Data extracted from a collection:
^^^^

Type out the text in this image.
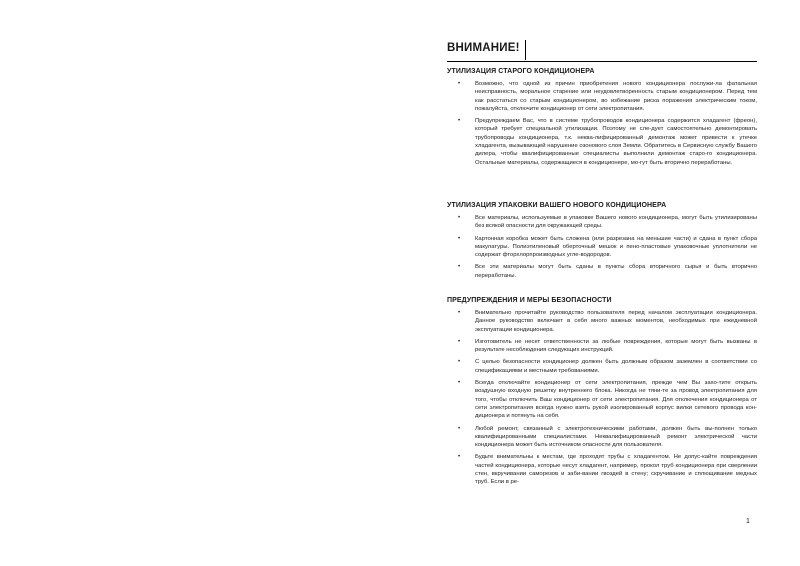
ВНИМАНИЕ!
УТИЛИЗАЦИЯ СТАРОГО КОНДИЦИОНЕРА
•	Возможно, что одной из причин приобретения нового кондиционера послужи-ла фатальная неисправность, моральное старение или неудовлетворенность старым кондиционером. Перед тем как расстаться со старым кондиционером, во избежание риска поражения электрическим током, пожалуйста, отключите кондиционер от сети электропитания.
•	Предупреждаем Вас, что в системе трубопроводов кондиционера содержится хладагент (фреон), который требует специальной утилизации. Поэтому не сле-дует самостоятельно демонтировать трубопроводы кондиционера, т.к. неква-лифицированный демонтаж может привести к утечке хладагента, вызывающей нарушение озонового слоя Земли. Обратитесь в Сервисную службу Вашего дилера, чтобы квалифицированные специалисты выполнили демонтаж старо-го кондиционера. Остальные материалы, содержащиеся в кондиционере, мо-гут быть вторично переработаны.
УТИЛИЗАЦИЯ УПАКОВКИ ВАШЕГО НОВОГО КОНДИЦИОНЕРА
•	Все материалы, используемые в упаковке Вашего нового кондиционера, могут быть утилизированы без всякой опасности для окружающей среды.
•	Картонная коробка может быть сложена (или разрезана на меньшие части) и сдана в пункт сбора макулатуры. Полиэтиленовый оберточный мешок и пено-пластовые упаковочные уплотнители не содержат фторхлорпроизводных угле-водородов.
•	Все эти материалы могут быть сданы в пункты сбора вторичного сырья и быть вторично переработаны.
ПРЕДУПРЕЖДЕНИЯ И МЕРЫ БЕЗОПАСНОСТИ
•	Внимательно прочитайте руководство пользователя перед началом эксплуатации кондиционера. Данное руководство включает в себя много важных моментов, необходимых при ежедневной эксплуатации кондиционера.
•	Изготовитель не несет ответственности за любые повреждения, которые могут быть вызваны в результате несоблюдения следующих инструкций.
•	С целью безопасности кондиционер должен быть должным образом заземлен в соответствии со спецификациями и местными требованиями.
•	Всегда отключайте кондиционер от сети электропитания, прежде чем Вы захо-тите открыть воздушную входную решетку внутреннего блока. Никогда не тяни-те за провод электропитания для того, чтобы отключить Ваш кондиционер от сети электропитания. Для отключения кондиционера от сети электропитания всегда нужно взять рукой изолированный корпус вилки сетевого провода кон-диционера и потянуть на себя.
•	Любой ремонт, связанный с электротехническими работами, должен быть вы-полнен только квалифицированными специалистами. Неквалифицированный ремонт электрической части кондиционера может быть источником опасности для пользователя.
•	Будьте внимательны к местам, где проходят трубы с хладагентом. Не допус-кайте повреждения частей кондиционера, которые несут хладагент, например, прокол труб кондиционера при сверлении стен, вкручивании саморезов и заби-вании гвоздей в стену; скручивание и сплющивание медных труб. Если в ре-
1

^^^^

▶ **The problem**
Without the pictures, print the whole listing exactly as given.

▶ **Answer below**
Type out the text in this image.
ВНИМАНИЕ!
УТИЛИЗАЦИЯ СТАРОГО КОНДИЦИОНЕРА
•	Возможно, что одной из причин приобретения нового кондиционера послужи-ла фатальная неисправность, моральное старение или неудовлетворенность старым кондиционером. Перед тем как расстаться со старым кондиционером, во избежание риска поражения электрическим током, пожалуйста, отключите кондиционер от сети электропитания.
•	Предупреждаем Вас, что в системе трубопроводов кондиционера содержится хладагент (фреон), который требует специальной утилизации. Поэтому не сле-дует самостоятельно демонтировать трубопроводы кондиционера, т.к. неква-лифицированный демонтаж может привести к утечке хладагента, вызывающей нарушение озонового слоя Земли. Обратитесь в Сервисную службу Вашего дилера, чтобы квалифицированные специалисты выполнили демонтаж старо-го кондиционера. Остальные материалы, содержащиеся в кондиционере, мо-гут быть вторично переработаны.
УТИЛИЗАЦИЯ УПАКОВКИ ВАШЕГО НОВОГО КОНДИЦИОНЕРА
•	Все материалы, используемые в упаковке Вашего нового кондиционера, могут быть утилизированы без всякой опасности для окружающей среды.
•	Картонная коробка может быть сложена (или разрезана на меньшие части) и сдана в пункт сбора макулатуры. Полиэтиленовый оберточный мешок и пено-пластовые упаковочные уплотнители не содержат фторхлорпроизводных угле-водородов.
•	Все эти материалы могут быть сданы в пункты сбора вторичного сырья и быть вторично переработаны.
ПРЕДУПРЕЖДЕНИЯ И МЕРЫ БЕЗОПАСНОСТИ
•	Внимательно прочитайте руководство пользователя перед началом эксплуатации кондиционера. Данное руководство включает в себя много важных моментов, необходимых при ежедневной эксплуатации кондиционера.
•	Изготовитель не несет ответственности за любые повреждения, которые могут быть вызваны в результате несоблюдения следующих инструкций.
•	С целью безопасности кондиционер должен быть должным образом заземлен в соответствии со спецификациями и местными требованиями.
•	Всегда отключайте кондиционер от сети электропитания, прежде чем Вы захо-тите открыть воздушную входную решетку внутреннего блока. Никогда не тяни-те за провод электропитания для того, чтобы отключить Ваш кондиционер от сети электропитания. Для отключения кондиционера от сети электропитания всегда нужно взять рукой изолированный корпус вилки сетевого провода кон-диционера и потянуть на себя.
•	Любой ремонт, связанный с электротехническими работами, должен быть вы-полнен только квалифицированными специалистами. Неквалифицированный ремонт электрической части кондиционера может быть источником опасности для пользователя.
•	Будьте внимательны к местам, где проходят трубы с хладагентом. Не допус-кайте повреждения частей кондиционера, которые несут хладагент, например, прокол труб кондиционера при сверлении стен, вкручивании саморезов и заби-вании гвоздей в стену; скручивание и сплющивание медных труб. Если в ре-
1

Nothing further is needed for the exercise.